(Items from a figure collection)
— start —
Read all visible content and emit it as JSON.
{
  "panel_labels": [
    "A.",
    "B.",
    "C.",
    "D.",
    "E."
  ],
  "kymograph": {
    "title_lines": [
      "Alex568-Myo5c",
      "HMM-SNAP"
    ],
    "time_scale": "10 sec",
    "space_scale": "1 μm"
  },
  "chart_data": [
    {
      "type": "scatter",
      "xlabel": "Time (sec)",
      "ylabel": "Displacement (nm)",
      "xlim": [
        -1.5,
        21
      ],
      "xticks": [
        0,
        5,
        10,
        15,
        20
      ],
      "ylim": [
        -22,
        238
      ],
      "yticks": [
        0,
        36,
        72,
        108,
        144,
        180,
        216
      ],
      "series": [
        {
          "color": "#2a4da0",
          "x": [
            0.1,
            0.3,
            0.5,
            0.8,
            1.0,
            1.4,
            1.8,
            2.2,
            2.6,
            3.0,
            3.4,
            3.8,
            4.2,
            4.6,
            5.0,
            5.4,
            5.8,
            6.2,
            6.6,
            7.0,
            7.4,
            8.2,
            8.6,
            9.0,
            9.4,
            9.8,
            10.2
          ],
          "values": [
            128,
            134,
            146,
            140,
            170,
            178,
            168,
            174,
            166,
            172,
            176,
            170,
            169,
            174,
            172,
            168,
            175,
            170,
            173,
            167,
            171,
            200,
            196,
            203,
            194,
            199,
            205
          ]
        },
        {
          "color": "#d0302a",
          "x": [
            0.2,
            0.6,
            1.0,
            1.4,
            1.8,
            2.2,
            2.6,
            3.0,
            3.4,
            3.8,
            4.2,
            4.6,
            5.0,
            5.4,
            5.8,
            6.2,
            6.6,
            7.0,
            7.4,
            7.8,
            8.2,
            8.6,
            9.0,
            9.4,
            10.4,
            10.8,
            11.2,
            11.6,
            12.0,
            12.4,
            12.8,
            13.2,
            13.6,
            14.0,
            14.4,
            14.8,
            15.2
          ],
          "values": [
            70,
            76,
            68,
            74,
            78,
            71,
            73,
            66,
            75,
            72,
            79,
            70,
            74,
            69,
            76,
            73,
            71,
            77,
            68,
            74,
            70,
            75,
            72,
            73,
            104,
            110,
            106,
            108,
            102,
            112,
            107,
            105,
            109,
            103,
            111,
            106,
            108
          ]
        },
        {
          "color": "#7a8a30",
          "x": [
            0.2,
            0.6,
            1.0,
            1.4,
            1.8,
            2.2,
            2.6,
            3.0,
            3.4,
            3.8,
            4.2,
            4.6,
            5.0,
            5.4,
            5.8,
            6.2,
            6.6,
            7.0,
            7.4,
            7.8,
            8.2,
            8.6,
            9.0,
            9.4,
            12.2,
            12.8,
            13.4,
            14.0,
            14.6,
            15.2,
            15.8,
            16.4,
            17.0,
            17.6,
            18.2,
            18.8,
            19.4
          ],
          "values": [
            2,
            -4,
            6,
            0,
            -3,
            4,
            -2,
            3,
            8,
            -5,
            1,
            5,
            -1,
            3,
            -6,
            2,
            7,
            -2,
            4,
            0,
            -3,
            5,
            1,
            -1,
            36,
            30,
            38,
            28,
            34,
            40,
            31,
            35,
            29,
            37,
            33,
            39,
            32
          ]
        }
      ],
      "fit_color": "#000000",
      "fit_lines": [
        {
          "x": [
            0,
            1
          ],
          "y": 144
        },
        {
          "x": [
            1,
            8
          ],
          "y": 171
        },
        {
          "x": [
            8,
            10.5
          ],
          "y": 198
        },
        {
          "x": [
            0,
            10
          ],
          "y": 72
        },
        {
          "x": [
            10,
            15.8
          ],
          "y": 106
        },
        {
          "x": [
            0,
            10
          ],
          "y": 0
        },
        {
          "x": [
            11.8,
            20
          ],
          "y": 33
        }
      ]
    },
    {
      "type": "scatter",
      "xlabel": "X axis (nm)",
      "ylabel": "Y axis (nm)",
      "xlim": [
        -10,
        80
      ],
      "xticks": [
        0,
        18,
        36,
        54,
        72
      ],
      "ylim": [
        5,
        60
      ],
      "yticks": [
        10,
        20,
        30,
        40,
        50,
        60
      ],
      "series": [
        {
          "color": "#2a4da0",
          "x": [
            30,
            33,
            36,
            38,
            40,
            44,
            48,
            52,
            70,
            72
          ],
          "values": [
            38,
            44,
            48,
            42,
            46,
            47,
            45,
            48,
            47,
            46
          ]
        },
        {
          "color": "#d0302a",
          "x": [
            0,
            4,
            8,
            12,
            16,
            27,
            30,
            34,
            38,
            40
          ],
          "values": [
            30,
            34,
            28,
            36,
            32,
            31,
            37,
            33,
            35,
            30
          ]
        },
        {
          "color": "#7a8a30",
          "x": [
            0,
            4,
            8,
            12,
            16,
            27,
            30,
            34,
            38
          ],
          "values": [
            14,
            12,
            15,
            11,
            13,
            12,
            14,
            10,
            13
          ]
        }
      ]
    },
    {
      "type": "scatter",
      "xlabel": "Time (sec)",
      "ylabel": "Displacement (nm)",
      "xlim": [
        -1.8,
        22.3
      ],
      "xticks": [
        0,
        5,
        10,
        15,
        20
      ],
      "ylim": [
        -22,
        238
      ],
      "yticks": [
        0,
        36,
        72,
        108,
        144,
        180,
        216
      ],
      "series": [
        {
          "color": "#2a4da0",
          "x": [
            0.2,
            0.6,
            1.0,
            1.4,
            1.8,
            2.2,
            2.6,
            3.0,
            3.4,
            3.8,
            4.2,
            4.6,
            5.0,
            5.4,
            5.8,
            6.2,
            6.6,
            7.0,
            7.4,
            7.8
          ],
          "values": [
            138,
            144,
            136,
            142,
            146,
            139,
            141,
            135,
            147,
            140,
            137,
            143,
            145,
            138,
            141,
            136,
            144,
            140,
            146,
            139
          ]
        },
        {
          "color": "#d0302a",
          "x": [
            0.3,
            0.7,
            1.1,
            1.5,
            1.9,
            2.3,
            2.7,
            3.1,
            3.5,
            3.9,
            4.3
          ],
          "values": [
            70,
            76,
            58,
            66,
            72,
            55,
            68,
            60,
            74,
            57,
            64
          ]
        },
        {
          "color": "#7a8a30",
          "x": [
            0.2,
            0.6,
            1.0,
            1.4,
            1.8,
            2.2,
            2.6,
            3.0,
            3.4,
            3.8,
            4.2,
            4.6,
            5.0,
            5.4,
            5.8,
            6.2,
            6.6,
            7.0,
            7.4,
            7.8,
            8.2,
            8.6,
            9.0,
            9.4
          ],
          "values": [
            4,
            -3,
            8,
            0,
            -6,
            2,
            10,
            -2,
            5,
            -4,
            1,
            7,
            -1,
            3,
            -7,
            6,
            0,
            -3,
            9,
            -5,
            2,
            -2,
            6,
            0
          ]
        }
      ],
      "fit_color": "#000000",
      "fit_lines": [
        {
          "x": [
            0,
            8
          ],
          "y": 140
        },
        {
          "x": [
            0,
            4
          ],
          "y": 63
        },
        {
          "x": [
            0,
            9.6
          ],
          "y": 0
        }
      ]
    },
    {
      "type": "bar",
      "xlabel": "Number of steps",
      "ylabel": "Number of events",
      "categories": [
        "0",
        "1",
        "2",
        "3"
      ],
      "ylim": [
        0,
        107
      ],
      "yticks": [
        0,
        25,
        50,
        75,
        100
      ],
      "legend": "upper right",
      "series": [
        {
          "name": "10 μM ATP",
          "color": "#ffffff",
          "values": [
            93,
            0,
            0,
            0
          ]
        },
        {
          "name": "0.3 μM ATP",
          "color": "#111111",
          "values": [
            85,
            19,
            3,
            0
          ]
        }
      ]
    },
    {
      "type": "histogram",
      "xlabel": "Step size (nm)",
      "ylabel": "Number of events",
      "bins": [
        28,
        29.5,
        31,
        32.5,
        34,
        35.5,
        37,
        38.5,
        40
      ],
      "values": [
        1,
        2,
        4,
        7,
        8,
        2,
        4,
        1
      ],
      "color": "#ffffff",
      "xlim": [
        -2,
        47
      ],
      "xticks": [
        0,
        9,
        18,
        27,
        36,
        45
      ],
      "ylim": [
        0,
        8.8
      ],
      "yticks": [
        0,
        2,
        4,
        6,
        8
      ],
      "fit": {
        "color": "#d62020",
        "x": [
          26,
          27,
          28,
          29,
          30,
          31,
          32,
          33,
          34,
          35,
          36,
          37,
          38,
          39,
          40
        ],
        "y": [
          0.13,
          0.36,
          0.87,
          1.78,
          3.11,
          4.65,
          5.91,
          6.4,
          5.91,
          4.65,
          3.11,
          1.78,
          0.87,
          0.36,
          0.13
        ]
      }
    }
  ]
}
— end —
WHAT IS EXPECTED: Read the data above and pull out each line that holds the string "xlabel".

RESULT OF THIS EXERCISE:
      "xlabel": "Time (sec)",
      "xlabel": "X axis (nm)",
      "xlabel": "Time (sec)",
      "xlabel": "Number of steps",
      "xlabel": "Step size (nm)",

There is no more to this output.